## Task data
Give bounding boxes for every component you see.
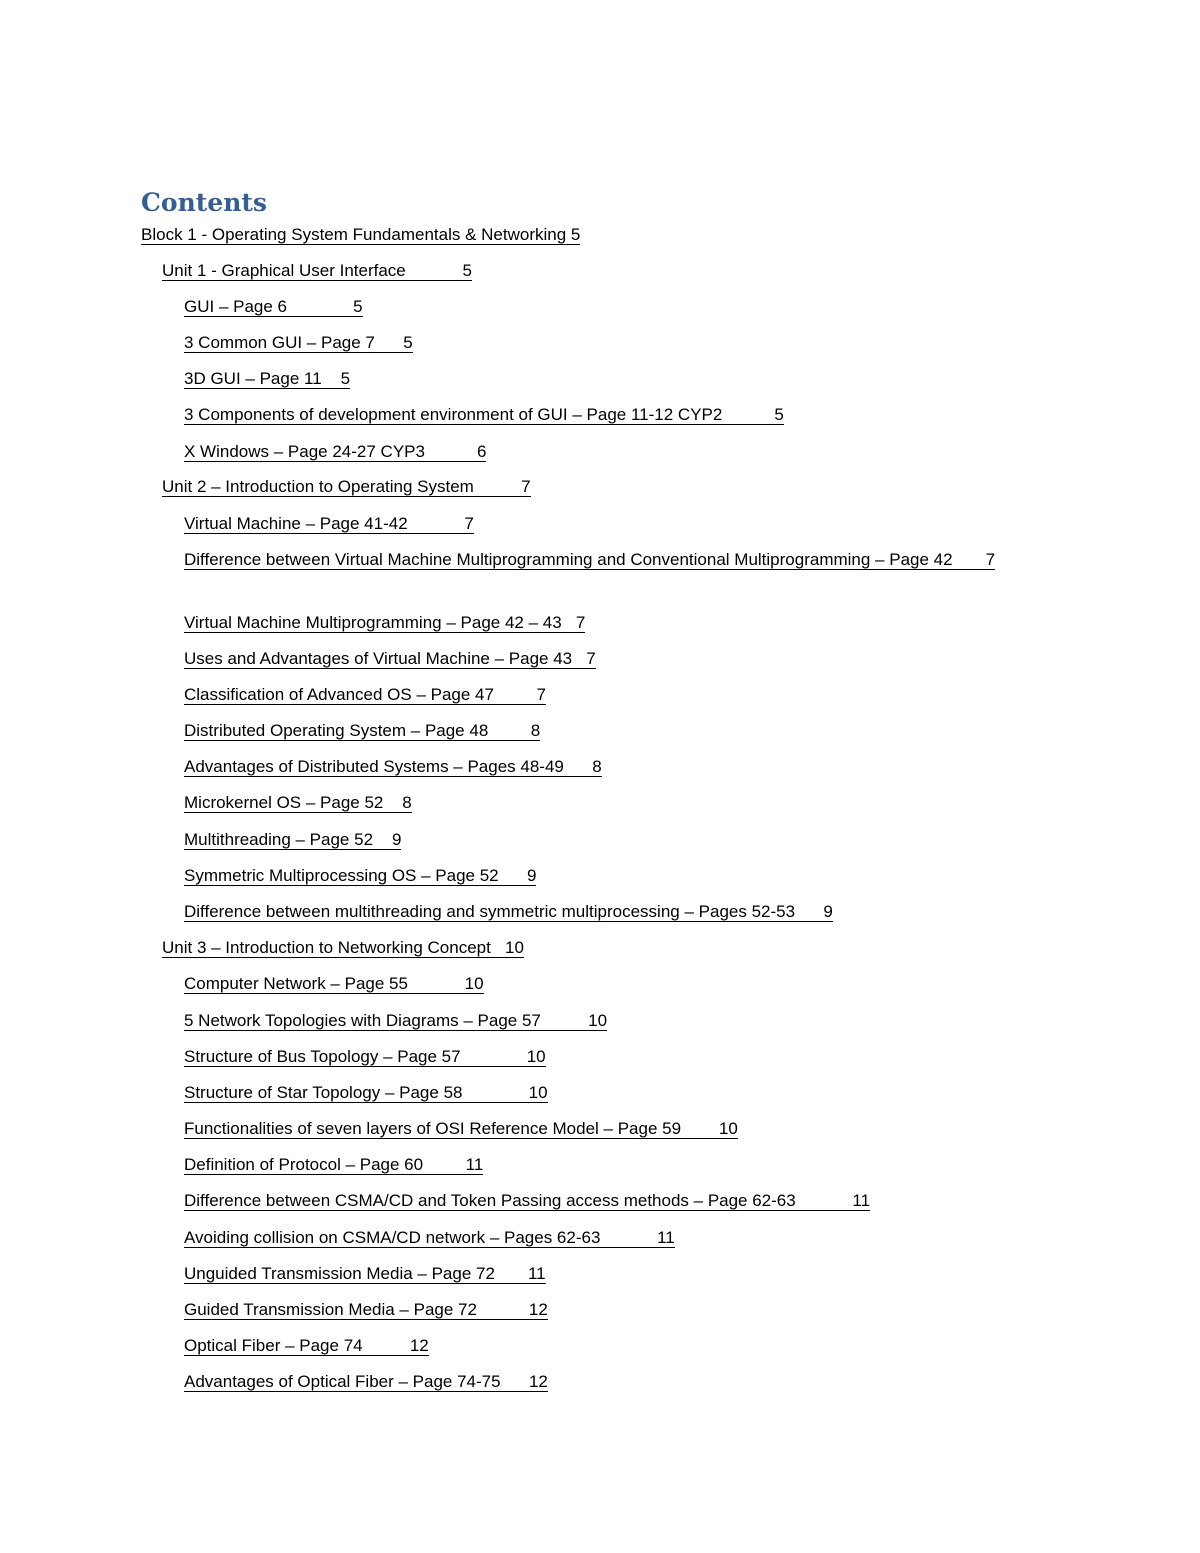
---
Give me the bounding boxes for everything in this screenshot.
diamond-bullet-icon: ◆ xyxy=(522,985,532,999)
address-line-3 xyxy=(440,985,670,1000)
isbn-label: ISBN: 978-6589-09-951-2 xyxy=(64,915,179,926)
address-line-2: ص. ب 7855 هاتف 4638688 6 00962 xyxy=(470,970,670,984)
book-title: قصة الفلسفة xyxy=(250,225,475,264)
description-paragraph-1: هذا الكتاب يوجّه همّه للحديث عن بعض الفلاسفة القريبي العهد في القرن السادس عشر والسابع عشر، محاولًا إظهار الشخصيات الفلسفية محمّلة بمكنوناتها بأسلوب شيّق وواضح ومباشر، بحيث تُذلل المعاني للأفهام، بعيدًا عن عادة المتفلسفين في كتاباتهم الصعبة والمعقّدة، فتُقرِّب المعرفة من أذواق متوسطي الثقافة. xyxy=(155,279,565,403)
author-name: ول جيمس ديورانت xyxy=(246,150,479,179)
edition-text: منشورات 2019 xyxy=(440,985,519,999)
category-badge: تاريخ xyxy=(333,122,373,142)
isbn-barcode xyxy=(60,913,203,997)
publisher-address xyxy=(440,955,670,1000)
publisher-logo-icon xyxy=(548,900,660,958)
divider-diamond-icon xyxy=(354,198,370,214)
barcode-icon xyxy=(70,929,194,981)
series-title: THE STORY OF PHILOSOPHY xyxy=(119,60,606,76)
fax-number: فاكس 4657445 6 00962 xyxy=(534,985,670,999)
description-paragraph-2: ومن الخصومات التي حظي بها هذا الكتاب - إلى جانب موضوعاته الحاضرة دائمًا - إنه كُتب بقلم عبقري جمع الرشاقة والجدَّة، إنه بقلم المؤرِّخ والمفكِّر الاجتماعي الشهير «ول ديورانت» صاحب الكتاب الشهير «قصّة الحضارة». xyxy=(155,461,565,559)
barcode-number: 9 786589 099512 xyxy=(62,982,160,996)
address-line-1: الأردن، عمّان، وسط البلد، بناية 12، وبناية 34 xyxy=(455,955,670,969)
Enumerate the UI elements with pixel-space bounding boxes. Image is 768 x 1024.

## Work instructions
Print, character for character, every line from the one containing "Give me the" through the one containing "Enumerate the UI", including both of those lines.

## Result of this exercise
Give me the bounding boxes for everything in this screenshot.
diamond-bullet-icon: ◆ xyxy=(522,985,532,999)
address-line-3 xyxy=(440,985,670,1000)
isbn-label: ISBN: 978-6589-09-951-2 xyxy=(64,915,179,926)
address-line-2: ص. ب 7855 هاتف 4638688 6 00962 xyxy=(470,970,670,984)
book-title: قصة الفلسفة xyxy=(250,225,475,264)
description-paragraph-1: هذا الكتاب يوجّه همّه للحديث عن بعض الفلاسفة القريبي العهد في القرن السادس عشر والسابع عشر، محاولًا إظهار الشخصيات الفلسفية محمّلة بمكنوناتها بأسلوب شيّق وواضح ومباشر، بحيث تُذلل المعاني للأفهام، بعيدًا عن عادة المتفلسفين في كتاباتهم الصعبة والمعقّدة، فتُقرِّب المعرفة من أذواق متوسطي الثقافة. xyxy=(155,279,565,403)
author-name: ول جيمس ديورانت xyxy=(246,150,479,179)
edition-text: منشورات 2019 xyxy=(440,985,519,999)
category-badge: تاريخ xyxy=(333,122,373,142)
isbn-barcode xyxy=(60,913,203,997)
publisher-address xyxy=(440,955,670,1000)
publisher-logo-icon xyxy=(548,900,660,958)
divider-diamond-icon xyxy=(354,198,370,214)
barcode-icon xyxy=(70,929,194,981)
series-title: THE STORY OF PHILOSOPHY xyxy=(119,60,606,76)
fax-number: فاكس 4657445 6 00962 xyxy=(534,985,670,999)
description-paragraph-2: ومن الخصومات التي حظي بها هذا الكتاب - إلى جانب موضوعاته الحاضرة دائمًا - إنه كُتب بقلم عبقري جمع الرشاقة والجدَّة، إنه بقلم المؤرِّخ والمفكِّر الاجتماعي الشهير «ول ديورانت» صاحب الكتاب الشهير «قصّة الحضارة». xyxy=(155,461,565,559)
barcode-number: 9 786589 099512 xyxy=(62,982,160,996)
address-line-1: الأردن، عمّان، وسط البلد، بناية 12، وبناية 34 xyxy=(455,955,670,969)
Enumerate the UI elements with pixel-space bounding boxes. Image is 768 x 1024.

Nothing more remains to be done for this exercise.